▶ _Objective_
Select all lines holding the word "xlabel" from the entries that follow.

▶ _Entries_
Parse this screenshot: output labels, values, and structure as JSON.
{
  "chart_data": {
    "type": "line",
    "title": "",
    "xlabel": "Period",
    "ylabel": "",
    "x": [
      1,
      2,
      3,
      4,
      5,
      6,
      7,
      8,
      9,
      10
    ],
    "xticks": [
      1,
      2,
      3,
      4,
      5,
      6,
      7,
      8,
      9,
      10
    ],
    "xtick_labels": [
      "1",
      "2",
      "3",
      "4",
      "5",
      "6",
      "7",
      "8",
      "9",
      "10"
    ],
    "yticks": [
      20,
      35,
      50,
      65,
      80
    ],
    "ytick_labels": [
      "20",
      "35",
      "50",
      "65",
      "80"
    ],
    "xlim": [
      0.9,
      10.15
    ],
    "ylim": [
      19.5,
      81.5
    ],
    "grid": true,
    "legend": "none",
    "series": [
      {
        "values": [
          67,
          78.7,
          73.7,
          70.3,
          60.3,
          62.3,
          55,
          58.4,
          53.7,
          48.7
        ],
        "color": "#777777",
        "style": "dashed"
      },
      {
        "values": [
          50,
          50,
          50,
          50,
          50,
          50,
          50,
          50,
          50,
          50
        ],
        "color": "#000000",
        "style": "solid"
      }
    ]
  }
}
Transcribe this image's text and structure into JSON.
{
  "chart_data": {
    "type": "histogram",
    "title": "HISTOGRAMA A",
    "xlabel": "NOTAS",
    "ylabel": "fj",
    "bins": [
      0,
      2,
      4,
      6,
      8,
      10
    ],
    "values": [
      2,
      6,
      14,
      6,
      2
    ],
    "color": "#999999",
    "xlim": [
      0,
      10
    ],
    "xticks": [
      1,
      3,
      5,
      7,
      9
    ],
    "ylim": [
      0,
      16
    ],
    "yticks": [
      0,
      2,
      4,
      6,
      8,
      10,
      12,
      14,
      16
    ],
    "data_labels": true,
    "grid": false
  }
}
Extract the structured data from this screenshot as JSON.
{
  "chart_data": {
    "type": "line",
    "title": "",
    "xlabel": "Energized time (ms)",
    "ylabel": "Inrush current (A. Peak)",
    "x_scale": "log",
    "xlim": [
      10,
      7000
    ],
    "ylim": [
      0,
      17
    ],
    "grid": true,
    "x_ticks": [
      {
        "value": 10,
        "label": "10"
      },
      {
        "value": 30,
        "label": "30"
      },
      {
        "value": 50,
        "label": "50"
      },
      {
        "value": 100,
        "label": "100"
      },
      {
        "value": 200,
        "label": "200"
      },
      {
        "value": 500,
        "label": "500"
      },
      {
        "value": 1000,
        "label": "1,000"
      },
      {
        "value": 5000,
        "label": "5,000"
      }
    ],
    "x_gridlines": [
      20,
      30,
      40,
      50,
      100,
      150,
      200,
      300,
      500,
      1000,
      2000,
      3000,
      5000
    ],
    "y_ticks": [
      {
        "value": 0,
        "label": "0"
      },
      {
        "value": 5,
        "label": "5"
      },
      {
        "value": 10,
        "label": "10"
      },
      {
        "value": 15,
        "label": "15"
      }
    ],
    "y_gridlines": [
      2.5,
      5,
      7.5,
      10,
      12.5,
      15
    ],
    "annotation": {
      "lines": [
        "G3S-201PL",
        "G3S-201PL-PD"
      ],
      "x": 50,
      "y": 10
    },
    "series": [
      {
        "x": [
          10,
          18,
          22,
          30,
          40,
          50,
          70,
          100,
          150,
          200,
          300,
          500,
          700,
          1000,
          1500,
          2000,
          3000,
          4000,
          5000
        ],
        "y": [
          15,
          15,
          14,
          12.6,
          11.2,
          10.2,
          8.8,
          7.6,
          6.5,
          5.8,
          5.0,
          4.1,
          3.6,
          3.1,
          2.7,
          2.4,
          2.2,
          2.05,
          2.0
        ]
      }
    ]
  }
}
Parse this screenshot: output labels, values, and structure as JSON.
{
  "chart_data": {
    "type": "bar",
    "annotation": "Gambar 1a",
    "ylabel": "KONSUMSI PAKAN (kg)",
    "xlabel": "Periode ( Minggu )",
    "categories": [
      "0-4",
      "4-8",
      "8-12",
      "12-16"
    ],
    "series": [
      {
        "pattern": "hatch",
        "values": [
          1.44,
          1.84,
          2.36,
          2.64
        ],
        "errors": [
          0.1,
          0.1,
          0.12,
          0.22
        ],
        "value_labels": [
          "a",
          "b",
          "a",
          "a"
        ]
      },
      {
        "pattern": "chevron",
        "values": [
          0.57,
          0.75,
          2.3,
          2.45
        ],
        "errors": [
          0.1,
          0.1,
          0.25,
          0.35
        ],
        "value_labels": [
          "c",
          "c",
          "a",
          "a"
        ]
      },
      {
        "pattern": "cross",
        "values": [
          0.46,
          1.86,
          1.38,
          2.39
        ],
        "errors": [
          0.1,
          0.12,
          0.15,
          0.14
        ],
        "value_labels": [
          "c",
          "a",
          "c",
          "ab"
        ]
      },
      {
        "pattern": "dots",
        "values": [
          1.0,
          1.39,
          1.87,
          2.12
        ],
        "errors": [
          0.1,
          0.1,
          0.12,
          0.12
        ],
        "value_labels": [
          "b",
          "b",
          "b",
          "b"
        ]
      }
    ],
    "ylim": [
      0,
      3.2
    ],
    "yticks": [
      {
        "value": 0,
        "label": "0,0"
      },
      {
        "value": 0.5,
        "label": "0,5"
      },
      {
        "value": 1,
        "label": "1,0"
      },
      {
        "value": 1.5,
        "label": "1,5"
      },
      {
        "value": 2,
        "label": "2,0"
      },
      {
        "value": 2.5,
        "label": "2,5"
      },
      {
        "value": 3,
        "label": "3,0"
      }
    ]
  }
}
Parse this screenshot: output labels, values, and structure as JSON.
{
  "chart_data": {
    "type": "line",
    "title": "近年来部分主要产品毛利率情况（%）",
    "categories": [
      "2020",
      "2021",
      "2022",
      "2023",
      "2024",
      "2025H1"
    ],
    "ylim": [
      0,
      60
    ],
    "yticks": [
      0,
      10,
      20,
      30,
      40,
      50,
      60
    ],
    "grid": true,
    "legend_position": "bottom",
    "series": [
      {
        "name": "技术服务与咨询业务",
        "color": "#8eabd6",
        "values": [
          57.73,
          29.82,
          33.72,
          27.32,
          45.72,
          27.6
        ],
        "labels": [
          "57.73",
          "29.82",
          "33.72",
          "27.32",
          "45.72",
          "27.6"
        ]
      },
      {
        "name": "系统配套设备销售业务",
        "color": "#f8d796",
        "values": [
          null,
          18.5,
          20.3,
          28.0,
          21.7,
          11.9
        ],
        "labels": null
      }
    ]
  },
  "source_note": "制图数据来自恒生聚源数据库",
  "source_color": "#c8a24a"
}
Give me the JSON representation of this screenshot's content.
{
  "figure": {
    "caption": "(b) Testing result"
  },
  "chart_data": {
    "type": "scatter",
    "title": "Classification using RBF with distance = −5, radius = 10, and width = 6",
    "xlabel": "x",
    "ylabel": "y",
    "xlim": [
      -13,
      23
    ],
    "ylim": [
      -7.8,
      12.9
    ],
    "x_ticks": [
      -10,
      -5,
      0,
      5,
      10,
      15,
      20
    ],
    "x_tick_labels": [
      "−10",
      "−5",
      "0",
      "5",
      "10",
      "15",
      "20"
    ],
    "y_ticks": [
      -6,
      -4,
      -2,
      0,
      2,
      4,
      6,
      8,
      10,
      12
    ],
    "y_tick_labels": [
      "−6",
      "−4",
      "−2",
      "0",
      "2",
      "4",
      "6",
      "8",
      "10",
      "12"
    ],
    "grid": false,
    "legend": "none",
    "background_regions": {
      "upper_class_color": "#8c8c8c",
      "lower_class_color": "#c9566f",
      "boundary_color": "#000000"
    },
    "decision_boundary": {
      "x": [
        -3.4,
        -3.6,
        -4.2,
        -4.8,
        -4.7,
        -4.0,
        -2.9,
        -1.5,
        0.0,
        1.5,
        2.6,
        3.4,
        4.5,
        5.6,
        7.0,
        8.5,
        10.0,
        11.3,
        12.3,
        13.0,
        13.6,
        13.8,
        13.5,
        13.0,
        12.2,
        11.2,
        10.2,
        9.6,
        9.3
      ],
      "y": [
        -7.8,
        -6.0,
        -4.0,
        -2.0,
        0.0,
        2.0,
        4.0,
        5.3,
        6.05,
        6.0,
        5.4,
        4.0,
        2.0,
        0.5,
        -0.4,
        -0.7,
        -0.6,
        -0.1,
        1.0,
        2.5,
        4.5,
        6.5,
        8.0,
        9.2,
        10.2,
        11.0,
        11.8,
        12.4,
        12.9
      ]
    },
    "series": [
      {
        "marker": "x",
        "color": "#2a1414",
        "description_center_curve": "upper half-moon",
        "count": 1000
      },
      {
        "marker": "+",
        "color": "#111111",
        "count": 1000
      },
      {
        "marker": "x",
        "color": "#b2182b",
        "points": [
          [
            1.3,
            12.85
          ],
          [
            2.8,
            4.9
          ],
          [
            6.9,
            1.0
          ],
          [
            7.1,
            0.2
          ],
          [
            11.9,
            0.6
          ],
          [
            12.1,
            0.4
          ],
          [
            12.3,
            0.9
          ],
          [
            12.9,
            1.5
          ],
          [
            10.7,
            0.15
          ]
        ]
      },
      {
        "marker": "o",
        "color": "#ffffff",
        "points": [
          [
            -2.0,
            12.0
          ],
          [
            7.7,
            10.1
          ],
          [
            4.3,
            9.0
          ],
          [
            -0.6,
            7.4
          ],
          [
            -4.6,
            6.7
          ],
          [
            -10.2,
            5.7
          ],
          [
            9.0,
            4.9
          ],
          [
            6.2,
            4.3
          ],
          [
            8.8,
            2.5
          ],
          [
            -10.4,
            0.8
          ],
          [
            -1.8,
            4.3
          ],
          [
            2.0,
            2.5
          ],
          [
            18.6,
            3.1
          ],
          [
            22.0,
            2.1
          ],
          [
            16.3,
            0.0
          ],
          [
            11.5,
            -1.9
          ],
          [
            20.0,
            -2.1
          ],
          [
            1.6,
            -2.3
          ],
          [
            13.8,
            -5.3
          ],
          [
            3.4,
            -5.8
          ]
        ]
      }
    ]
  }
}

▶ _The answer_
    "xlabel": "Period",
    "xlabel": "NOTAS",
    "xlabel": "Energized time (ms)",
    "xlabel": "Periode ( Minggu )",
    "xlabel": "x",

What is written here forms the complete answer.